— START OF Provided information —

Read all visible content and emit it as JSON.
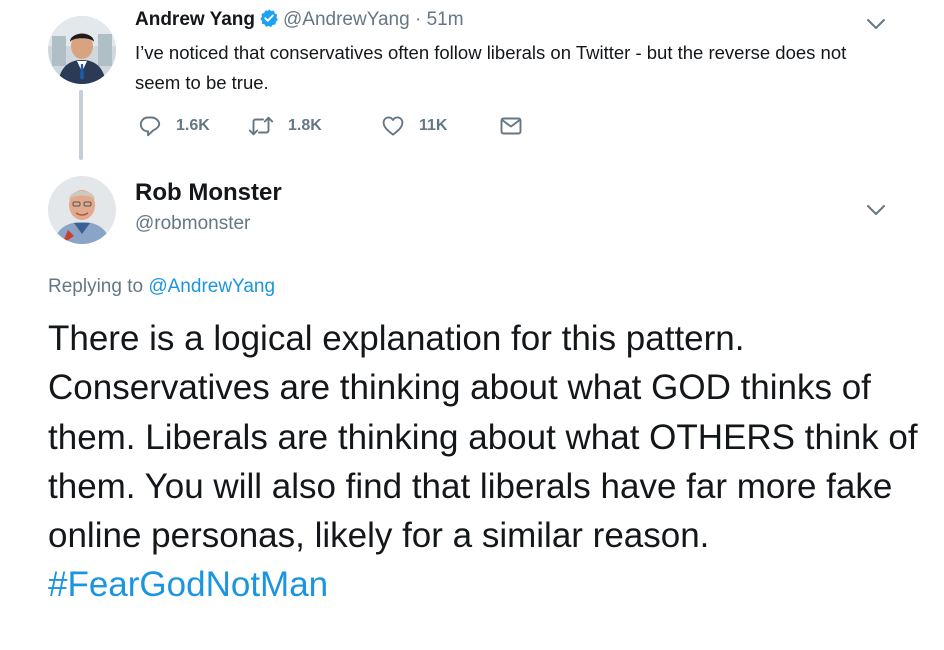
{
  "tweet1": {
    "author_name": "Andrew Yang",
    "handle": "@AndrewYang",
    "separator": "·",
    "time": "51m",
    "text": "I’ve noticed that conservatives often follow liberals on Twitter - but the reverse does not seem to be true.",
    "reply_count": "1.6K",
    "retweet_count": "1.8K",
    "like_count": "11K"
  },
  "tweet2": {
    "author_name": "Rob Monster",
    "handle": "@robmonster",
    "replying_prefix": "Replying to",
    "replying_to": "@AndrewYang",
    "text": "There is a logical explanation for this pattern. Conservatives are thinking about what GOD thinks of them. Liberals are thinking about what OTHERS think of them. You will also find that liberals have far more fake online personas, likely for a similar reason.",
    "hashtag": "#FearGodNotMan"
  },
  "icons": {
    "verified": "verified-badge-icon",
    "reply": "reply-icon",
    "retweet": "retweet-icon",
    "like": "heart-icon",
    "message": "envelope-icon",
    "menu": "chevron-down-icon"
  },
  "colors": {
    "link": "#1b95e0",
    "secondary_text": "#657786",
    "primary_text": "#14171a",
    "verified": "#1da1f2"
  }
}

— END OF Provided information —

Request: Return the listing above unchanged, apart from dropping its pictures.

Written solution:
Read all visible content and emit it as JSON.
{
  "tweet1": {
    "author_name": "Andrew Yang",
    "handle": "@AndrewYang",
    "separator": "·",
    "time": "51m",
    "text": "I’ve noticed that conservatives often follow liberals on Twitter - but the reverse does not seem to be true.",
    "reply_count": "1.6K",
    "retweet_count": "1.8K",
    "like_count": "11K"
  },
  "tweet2": {
    "author_name": "Rob Monster",
    "handle": "@robmonster",
    "replying_prefix": "Replying to",
    "replying_to": "@AndrewYang",
    "text": "There is a logical explanation for this pattern. Conservatives are thinking about what GOD thinks of them. Liberals are thinking about what OTHERS think of them. You will also find that liberals have far more fake online personas, likely for a similar reason.",
    "hashtag": "#FearGodNotMan"
  },
  "icons": {
    "verified": "verified-badge-icon",
    "reply": "reply-icon",
    "retweet": "retweet-icon",
    "like": "heart-icon",
    "message": "envelope-icon",
    "menu": "chevron-down-icon"
  },
  "colors": {
    "link": "#1b95e0",
    "secondary_text": "#657786",
    "primary_text": "#14171a",
    "verified": "#1da1f2"
  }
}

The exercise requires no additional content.